Exercise requirements → Search the data for the word "addresses". Reproduce every line where it is found.

Available data →
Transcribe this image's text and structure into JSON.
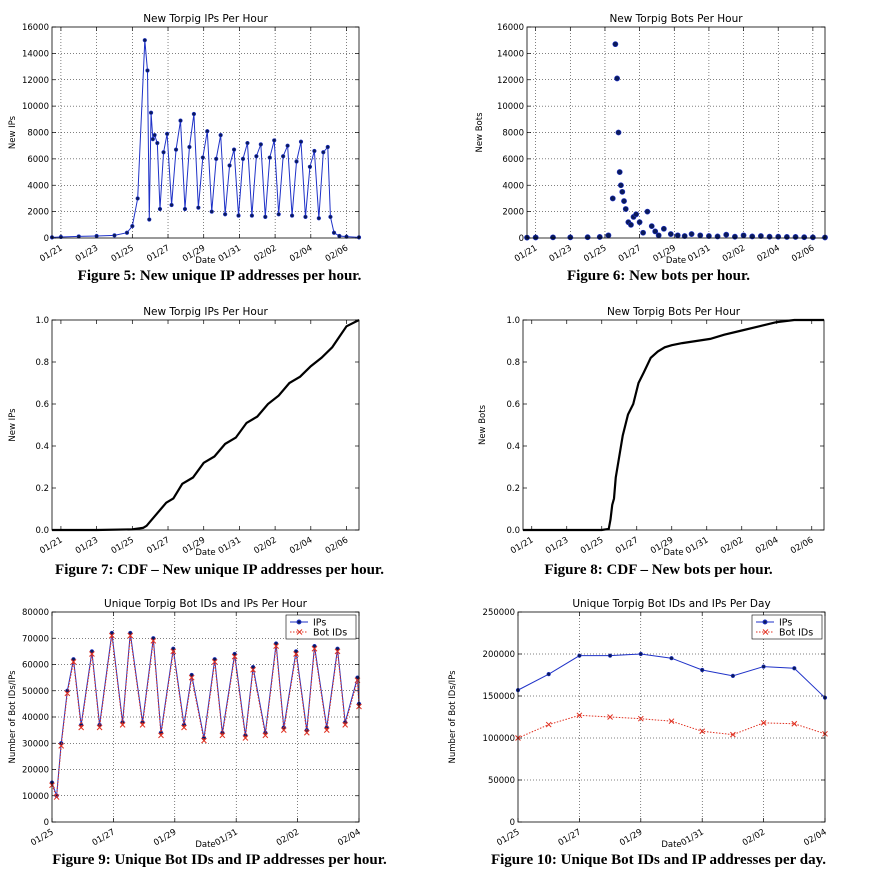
{
  "charts": [
    {
      "title": "New Torpig IPs Per Hour",
      "caption": "Figure 5: New unique IP addresses per hour.",
      "xlabel": "Date",
      "ylabel": "New IPs"
    },
    {
      "title": "New Torpig Bots Per Hour",
      "caption": "Figure 6: New bots per hour.",
      "xlabel": "Date",
      "ylabel": "New Bots"
    },
    {
      "title": "New Torpig IPs Per Hour",
      "caption": "Figure 7: CDF – New unique IP addresses per hour.",
      "xlabel": "Date",
      "ylabel": "New IPs"
    },
    {
      "title": "New Torpig Bots Per Hour",
      "caption": "Figure 8: CDF – New bots per hour.",
      "xlabel": "Date",
      "ylabel": "New Bots"
    },
    {
      "title": "Unique Torpig Bot IDs and IPs Per Hour",
      "caption": "Figure 9: Unique Bot IDs and IP addresses per hour.",
      "xlabel": "Date",
      "ylabel": "Number of Bot IDs/IPs"
    },
    {
      "title": "Unique Torpig Bot IDs and IPs Per Day",
      "caption": "Figure 10: Unique Bot IDs and IP addresses per day.",
      "xlabel": "Date",
      "ylabel": "Number of Bot IDs/IPs"
    }
  ],
  "chart_data": [
    {
      "type": "line",
      "title": "New Torpig IPs Per Hour",
      "xlabel": "Date",
      "ylabel": "New IPs",
      "x_ticks": [
        "01/21",
        "01/23",
        "01/25",
        "01/27",
        "01/29",
        "01/31",
        "02/02",
        "02/04",
        "02/06"
      ],
      "y_ticks": [
        0,
        2000,
        4000,
        6000,
        8000,
        10000,
        12000,
        14000,
        16000
      ],
      "xlim": [
        -0.5,
        16.7
      ],
      "ylim": [
        0,
        16000
      ],
      "grid": true,
      "color": "#1f32c8",
      "marker": "circle",
      "series": [
        {
          "name": "",
          "x": [
            -0.5,
            0,
            1,
            2,
            3,
            3.7,
            4,
            4.3,
            4.7,
            4.85,
            4.95,
            5.05,
            5.15,
            5.25,
            5.4,
            5.55,
            5.75,
            5.95,
            6.2,
            6.45,
            6.7,
            6.95,
            7.2,
            7.45,
            7.7,
            7.95,
            8.2,
            8.45,
            8.7,
            8.95,
            9.2,
            9.45,
            9.7,
            9.95,
            10.2,
            10.45,
            10.7,
            10.95,
            11.2,
            11.45,
            11.7,
            11.95,
            12.2,
            12.45,
            12.7,
            12.95,
            13.2,
            13.45,
            13.7,
            13.95,
            14.2,
            14.45,
            14.7,
            14.95,
            15.1,
            15.3,
            15.6,
            16,
            16.7
          ],
          "y": [
            50,
            80,
            120,
            150,
            200,
            400,
            900,
            3000,
            15000,
            12700,
            1400,
            9500,
            7500,
            7800,
            7200,
            2200,
            6500,
            7900,
            2500,
            6700,
            8900,
            2200,
            6900,
            9400,
            2300,
            6100,
            8100,
            2000,
            6000,
            7800,
            1800,
            5500,
            6700,
            1700,
            6000,
            7200,
            1700,
            6200,
            7100,
            1600,
            6100,
            7400,
            1800,
            6200,
            7000,
            1700,
            5800,
            7300,
            1600,
            5400,
            6600,
            1500,
            6500,
            6900,
            1600,
            400,
            150,
            100,
            50
          ]
        }
      ]
    },
    {
      "type": "scatter",
      "title": "New Torpig Bots Per Hour",
      "xlabel": "Date",
      "ylabel": "New Bots",
      "x_ticks": [
        "01/21",
        "01/23",
        "01/25",
        "01/27",
        "01/29",
        "01/31",
        "02/02",
        "02/04",
        "02/06"
      ],
      "y_ticks": [
        0,
        2000,
        4000,
        6000,
        8000,
        10000,
        12000,
        14000,
        16000
      ],
      "xlim": [
        -0.5,
        16.7
      ],
      "ylim": [
        0,
        16000
      ],
      "grid": true,
      "color": "#1f32c8",
      "marker": "circle",
      "series": [
        {
          "name": "",
          "x": [
            -0.5,
            0,
            1,
            2,
            3,
            3.7,
            4.2,
            4.45,
            4.6,
            4.7,
            4.78,
            4.85,
            4.92,
            5.0,
            5.1,
            5.2,
            5.35,
            5.5,
            5.65,
            5.8,
            6.0,
            6.2,
            6.45,
            6.7,
            6.9,
            7.1,
            7.4,
            7.8,
            8.2,
            8.6,
            9.0,
            9.5,
            10.0,
            10.5,
            11.0,
            11.5,
            12.0,
            12.5,
            13.0,
            13.5,
            14.0,
            14.5,
            15.0,
            15.5,
            16.0,
            16.7
          ],
          "y": [
            30,
            40,
            50,
            50,
            60,
            80,
            200,
            3000,
            14700,
            12100,
            8000,
            5000,
            4000,
            3500,
            2800,
            2200,
            1200,
            1000,
            1600,
            1800,
            1200,
            400,
            2000,
            900,
            500,
            200,
            700,
            300,
            200,
            150,
            300,
            200,
            150,
            120,
            250,
            100,
            200,
            120,
            150,
            100,
            100,
            80,
            80,
            60,
            50,
            40
          ]
        }
      ]
    },
    {
      "type": "line",
      "title": "New Torpig IPs Per Hour",
      "xlabel": "Date",
      "ylabel": "New IPs",
      "x_ticks": [
        "01/21",
        "01/23",
        "01/25",
        "01/27",
        "01/29",
        "01/31",
        "02/02",
        "02/04",
        "02/06"
      ],
      "y_ticks": [
        0.0,
        0.2,
        0.4,
        0.6,
        0.8,
        1.0
      ],
      "xlim": [
        -0.5,
        16.7
      ],
      "ylim": [
        0,
        1
      ],
      "grid": false,
      "color": "#000000",
      "series": [
        {
          "name": "",
          "x": [
            -0.5,
            0,
            2,
            4,
            4.6,
            4.8,
            5.0,
            5.4,
            5.9,
            6.3,
            6.8,
            7.4,
            8.0,
            8.6,
            9.2,
            9.8,
            10.4,
            11.0,
            11.6,
            12.2,
            12.8,
            13.4,
            14.0,
            14.6,
            15.2,
            15.6,
            16.0,
            16.7
          ],
          "y": [
            0,
            0,
            0,
            0.003,
            0.01,
            0.02,
            0.04,
            0.08,
            0.13,
            0.15,
            0.22,
            0.25,
            0.32,
            0.35,
            0.41,
            0.44,
            0.51,
            0.54,
            0.6,
            0.64,
            0.7,
            0.73,
            0.78,
            0.82,
            0.87,
            0.92,
            0.97,
            1.0
          ]
        }
      ]
    },
    {
      "type": "line",
      "title": "New Torpig Bots Per Hour",
      "xlabel": "Date",
      "ylabel": "New Bots",
      "x_ticks": [
        "01/21",
        "01/23",
        "01/25",
        "01/27",
        "01/29",
        "01/31",
        "02/02",
        "02/04",
        "02/06"
      ],
      "y_ticks": [
        0.0,
        0.2,
        0.4,
        0.6,
        0.8,
        1.0
      ],
      "xlim": [
        -0.5,
        16.7
      ],
      "ylim": [
        0,
        1
      ],
      "grid": false,
      "color": "#000000",
      "series": [
        {
          "name": "",
          "x": [
            -0.5,
            0,
            2,
            4,
            4.4,
            4.5,
            4.6,
            4.7,
            4.8,
            5.0,
            5.2,
            5.5,
            5.8,
            6.1,
            6.4,
            6.8,
            7.2,
            7.6,
            8.0,
            8.6,
            9.4,
            10.2,
            11,
            12,
            13,
            14,
            15,
            15.5,
            16.7
          ],
          "y": [
            0,
            0,
            0,
            0,
            0.005,
            0.05,
            0.12,
            0.15,
            0.25,
            0.35,
            0.45,
            0.55,
            0.6,
            0.7,
            0.75,
            0.82,
            0.85,
            0.87,
            0.88,
            0.89,
            0.9,
            0.91,
            0.93,
            0.95,
            0.97,
            0.99,
            1.0,
            1.0,
            1.0
          ]
        }
      ]
    },
    {
      "type": "line",
      "title": "Unique Torpig Bot IDs and IPs Per Hour",
      "xlabel": "Date",
      "ylabel": "Number of Bot IDs/IPs",
      "x_ticks": [
        "01/25",
        "01/27",
        "01/29",
        "01/31",
        "02/02",
        "02/04"
      ],
      "y_ticks": [
        0,
        10000,
        20000,
        30000,
        40000,
        50000,
        60000,
        70000,
        80000
      ],
      "xlim": [
        0,
        10
      ],
      "ylim": [
        0,
        80000
      ],
      "grid": true,
      "legend": "top-right",
      "series": [
        {
          "name": "IPs",
          "color": "#1f32c8",
          "marker": "circle",
          "x": [
            0,
            0.15,
            0.3,
            0.5,
            0.7,
            0.95,
            1.3,
            1.55,
            1.95,
            2.3,
            2.55,
            2.95,
            3.3,
            3.55,
            3.95,
            4.3,
            4.55,
            4.95,
            5.3,
            5.55,
            5.95,
            6.3,
            6.55,
            6.95,
            7.3,
            7.55,
            7.95,
            8.3,
            8.55,
            8.95,
            9.3,
            9.55,
            9.95,
            10
          ],
          "y": [
            15000,
            10000,
            30000,
            50000,
            62000,
            37000,
            65000,
            37000,
            72000,
            38000,
            72000,
            38000,
            70000,
            34000,
            66000,
            37000,
            56000,
            32000,
            62000,
            34000,
            64000,
            33000,
            59000,
            34000,
            68000,
            36000,
            65000,
            35000,
            67000,
            36000,
            66000,
            38000,
            55000,
            45000
          ]
        },
        {
          "name": "Bot IDs",
          "color": "#e03020",
          "marker": "x",
          "x": [
            0,
            0.15,
            0.3,
            0.5,
            0.7,
            0.95,
            1.3,
            1.55,
            1.95,
            2.3,
            2.55,
            2.95,
            3.3,
            3.55,
            3.95,
            4.3,
            4.55,
            4.95,
            5.3,
            5.55,
            5.95,
            6.3,
            6.55,
            6.95,
            7.3,
            7.55,
            7.95,
            8.3,
            8.55,
            8.95,
            9.3,
            9.55,
            9.95,
            10
          ],
          "y": [
            14000,
            9500,
            29000,
            49000,
            61000,
            36000,
            64000,
            36000,
            71000,
            37000,
            71000,
            37000,
            69000,
            33000,
            65000,
            36000,
            55000,
            31000,
            61000,
            33000,
            63000,
            32000,
            58000,
            33000,
            67000,
            35000,
            64000,
            34000,
            66000,
            35000,
            65000,
            37000,
            54000,
            44000
          ]
        }
      ]
    },
    {
      "type": "line",
      "title": "Unique Torpig Bot IDs and IPs Per Day",
      "xlabel": "Date",
      "ylabel": "Number of Bot IDs/IPs",
      "x_ticks": [
        "01/25",
        "01/27",
        "01/29",
        "01/31",
        "02/02",
        "02/04"
      ],
      "y_ticks": [
        0,
        50000,
        100000,
        150000,
        200000,
        250000
      ],
      "xlim": [
        0,
        10
      ],
      "ylim": [
        0,
        250000
      ],
      "grid": true,
      "legend": "top-right",
      "series": [
        {
          "name": "IPs",
          "color": "#1f32c8",
          "marker": "circle",
          "x": [
            0,
            1,
            2,
            3,
            4,
            5,
            6,
            7,
            8,
            9,
            10
          ],
          "y": [
            157000,
            176000,
            198000,
            198000,
            200000,
            195000,
            181000,
            174000,
            185000,
            183000,
            148000
          ]
        },
        {
          "name": "Bot IDs",
          "color": "#e03020",
          "marker": "x",
          "x": [
            0,
            1,
            2,
            3,
            4,
            5,
            6,
            7,
            8,
            9,
            10
          ],
          "y": [
            100000,
            116000,
            127000,
            125000,
            123000,
            120000,
            108000,
            104000,
            118000,
            117000,
            105000
          ]
        }
      ]
    }
  ]
}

Solution to this task →
      "caption": "Figure 5: New unique IP addresses per hour.",
      "caption": "Figure 7: CDF – New unique IP addresses per hour.",
      "caption": "Figure 9: Unique Bot IDs and IP addresses per hour.",
      "caption": "Figure 10: Unique Bot IDs and IP addresses per day.",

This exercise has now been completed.